Items from a dataset
# # # #

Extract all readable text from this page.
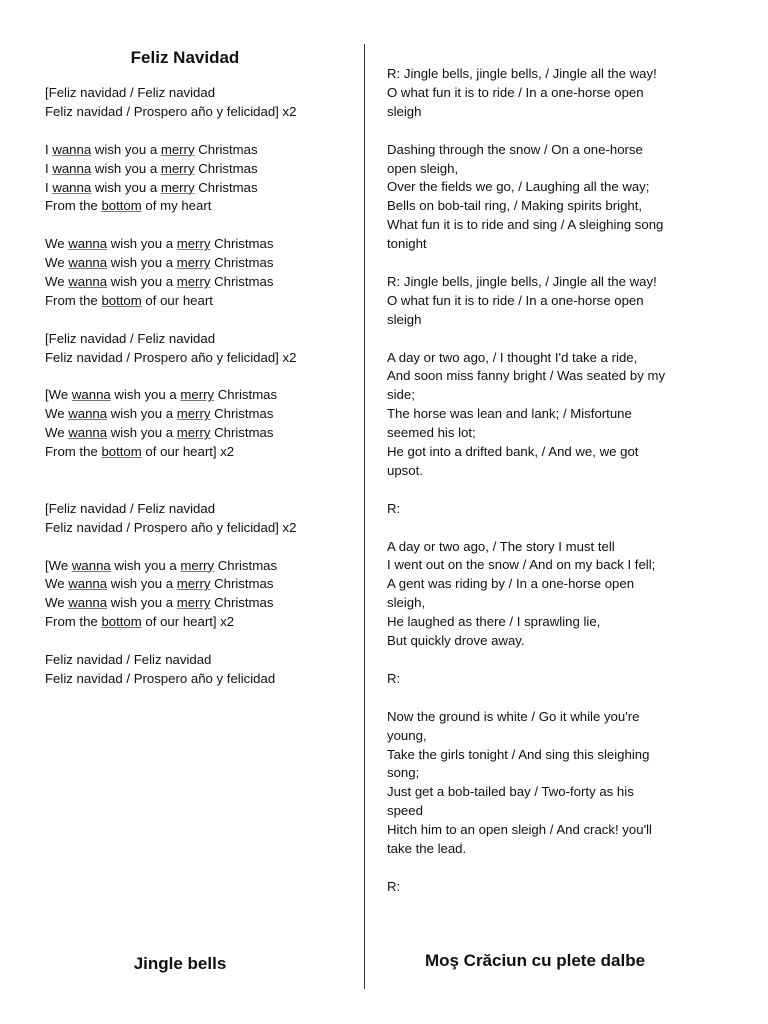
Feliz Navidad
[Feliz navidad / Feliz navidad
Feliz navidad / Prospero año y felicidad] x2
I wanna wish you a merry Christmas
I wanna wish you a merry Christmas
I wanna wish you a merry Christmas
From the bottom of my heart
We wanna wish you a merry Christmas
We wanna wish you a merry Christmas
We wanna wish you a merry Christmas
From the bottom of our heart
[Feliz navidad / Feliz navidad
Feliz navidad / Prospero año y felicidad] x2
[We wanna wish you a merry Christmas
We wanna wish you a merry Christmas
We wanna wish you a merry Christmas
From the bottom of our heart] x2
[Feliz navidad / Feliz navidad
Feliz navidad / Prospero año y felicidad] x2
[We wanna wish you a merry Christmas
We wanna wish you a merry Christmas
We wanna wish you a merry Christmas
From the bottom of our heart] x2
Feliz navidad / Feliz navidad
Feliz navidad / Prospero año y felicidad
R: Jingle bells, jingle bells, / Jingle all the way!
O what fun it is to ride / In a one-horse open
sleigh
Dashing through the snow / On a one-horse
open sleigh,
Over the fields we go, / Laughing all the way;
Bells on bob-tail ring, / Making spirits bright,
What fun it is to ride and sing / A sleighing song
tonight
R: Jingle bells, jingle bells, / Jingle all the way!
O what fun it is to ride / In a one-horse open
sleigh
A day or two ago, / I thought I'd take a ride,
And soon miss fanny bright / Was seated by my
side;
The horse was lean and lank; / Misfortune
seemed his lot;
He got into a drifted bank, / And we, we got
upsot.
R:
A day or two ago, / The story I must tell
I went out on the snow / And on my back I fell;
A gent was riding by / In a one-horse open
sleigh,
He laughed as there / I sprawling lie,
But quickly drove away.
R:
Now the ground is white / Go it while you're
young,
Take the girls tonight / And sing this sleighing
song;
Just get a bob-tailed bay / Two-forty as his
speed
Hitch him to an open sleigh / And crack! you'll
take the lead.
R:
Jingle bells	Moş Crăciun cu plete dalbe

# # # #

- WORK REQUIRED: Without the pictures, return the entries exactly as they appear.

- WORKED ANSWER:
Extract all readable text from this page.
Feliz Navidad
[Feliz navidad / Feliz navidad
Feliz navidad / Prospero año y felicidad] x2
I wanna wish you a merry Christmas
I wanna wish you a merry Christmas
I wanna wish you a merry Christmas
From the bottom of my heart
We wanna wish you a merry Christmas
We wanna wish you a merry Christmas
We wanna wish you a merry Christmas
From the bottom of our heart
[Feliz navidad / Feliz navidad
Feliz navidad / Prospero año y felicidad] x2
[We wanna wish you a merry Christmas
We wanna wish you a merry Christmas
We wanna wish you a merry Christmas
From the bottom of our heart] x2
[Feliz navidad / Feliz navidad
Feliz navidad / Prospero año y felicidad] x2
[We wanna wish you a merry Christmas
We wanna wish you a merry Christmas
We wanna wish you a merry Christmas
From the bottom of our heart] x2
Feliz navidad / Feliz navidad
Feliz navidad / Prospero año y felicidad
R: Jingle bells, jingle bells, / Jingle all the way!
O what fun it is to ride / In a one-horse open
sleigh
Dashing through the snow / On a one-horse
open sleigh,
Over the fields we go, / Laughing all the way;
Bells on bob-tail ring, / Making spirits bright,
What fun it is to ride and sing / A sleighing song
tonight
R: Jingle bells, jingle bells, / Jingle all the way!
O what fun it is to ride / In a one-horse open
sleigh
A day or two ago, / I thought I'd take a ride,
And soon miss fanny bright / Was seated by my
side;
The horse was lean and lank; / Misfortune
seemed his lot;
He got into a drifted bank, / And we, we got
upsot.
R:
A day or two ago, / The story I must tell
I went out on the snow / And on my back I fell;
A gent was riding by / In a one-horse open
sleigh,
He laughed as there / I sprawling lie,
But quickly drove away.
R:
Now the ground is white / Go it while you're
young,
Take the girls tonight / And sing this sleighing
song;
Just get a bob-tailed bay / Two-forty as his
speed
Hitch him to an open sleigh / And crack! you'll
take the lead.
R:
Jingle bells	Moş Crăciun cu plete dalbe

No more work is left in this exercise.